Start EXERCISE DATA

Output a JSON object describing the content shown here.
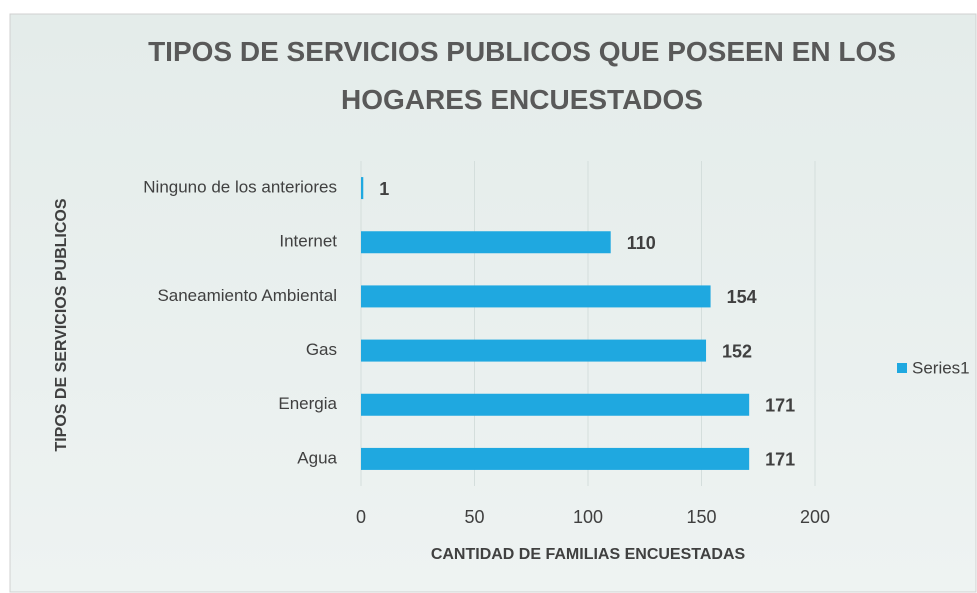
{
  "chart_data": {
    "type": "barh",
    "title": "TIPOS DE SERVICIOS PUBLICOS QUE POSEEN EN LOS HOGARES ENCUESTADOS",
    "x_label": "CANTIDAD DE FAMILIAS ENCUESTADAS",
    "y_label": "TIPOS DE SERVICIOS PUBLICOS",
    "categories": [
      "Ninguno de los anteriores",
      "Internet",
      "Saneamiento Ambiental",
      "Gas",
      "Energia",
      "Agua"
    ],
    "series": [
      {
        "name": "Series1",
        "color": "#1fa8e0",
        "values": [
          1,
          110,
          154,
          152,
          171,
          171
        ]
      }
    ],
    "xlim": [
      0,
      200
    ],
    "xticks": [
      0,
      50,
      100,
      150,
      200
    ],
    "grid": true,
    "legend": "right"
  }
}
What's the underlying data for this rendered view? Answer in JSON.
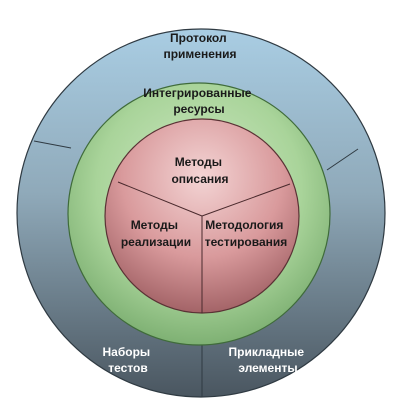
{
  "diagram": {
    "outer_ring": {
      "top": {
        "line1": "Протокол",
        "line2": "применения"
      },
      "bottom_left": {
        "line1": "Наборы",
        "line2": "тестов"
      },
      "bottom_right": {
        "line1": "Прикладные",
        "line2": "элементы"
      }
    },
    "middle_ring": {
      "line1": "Интегрированные",
      "line2": "ресурсы"
    },
    "inner_circle": {
      "top": {
        "line1": "Методы",
        "line2": "описания"
      },
      "left": {
        "line1": "Методы",
        "line2": "реализации"
      },
      "right": {
        "line1": "Методология",
        "line2": "тестирования"
      }
    }
  }
}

End EXERCISE DATA

__WHAT YOU NEED TO DO__: Pictures in the records above should not be copied. Repeat everything else exactly.

__SOLUTION__:
Output a JSON object describing the content shown here.
{
  "chart_data": {
    "type": "barh",
    "title": "TIPOS DE SERVICIOS PUBLICOS QUE POSEEN EN LOS HOGARES ENCUESTADOS",
    "x_label": "CANTIDAD DE FAMILIAS ENCUESTADAS",
    "y_label": "TIPOS DE SERVICIOS PUBLICOS",
    "categories": [
      "Ninguno de los anteriores",
      "Internet",
      "Saneamiento Ambiental",
      "Gas",
      "Energia",
      "Agua"
    ],
    "series": [
      {
        "name": "Series1",
        "color": "#1fa8e0",
        "values": [
          1,
          110,
          154,
          152,
          171,
          171
        ]
      }
    ],
    "xlim": [
      0,
      200
    ],
    "xticks": [
      0,
      50,
      100,
      150,
      200
    ],
    "grid": true,
    "legend": "right"
  }
}
What's the underlying data for this rendered view? Answer in JSON.
{
  "diagram": {
    "outer_ring": {
      "top": {
        "line1": "Протокол",
        "line2": "применения"
      },
      "bottom_left": {
        "line1": "Наборы",
        "line2": "тестов"
      },
      "bottom_right": {
        "line1": "Прикладные",
        "line2": "элементы"
      }
    },
    "middle_ring": {
      "line1": "Интегрированные",
      "line2": "ресурсы"
    },
    "inner_circle": {
      "top": {
        "line1": "Методы",
        "line2": "описания"
      },
      "left": {
        "line1": "Методы",
        "line2": "реализации"
      },
      "right": {
        "line1": "Методология",
        "line2": "тестирования"
      }
    }
  }
}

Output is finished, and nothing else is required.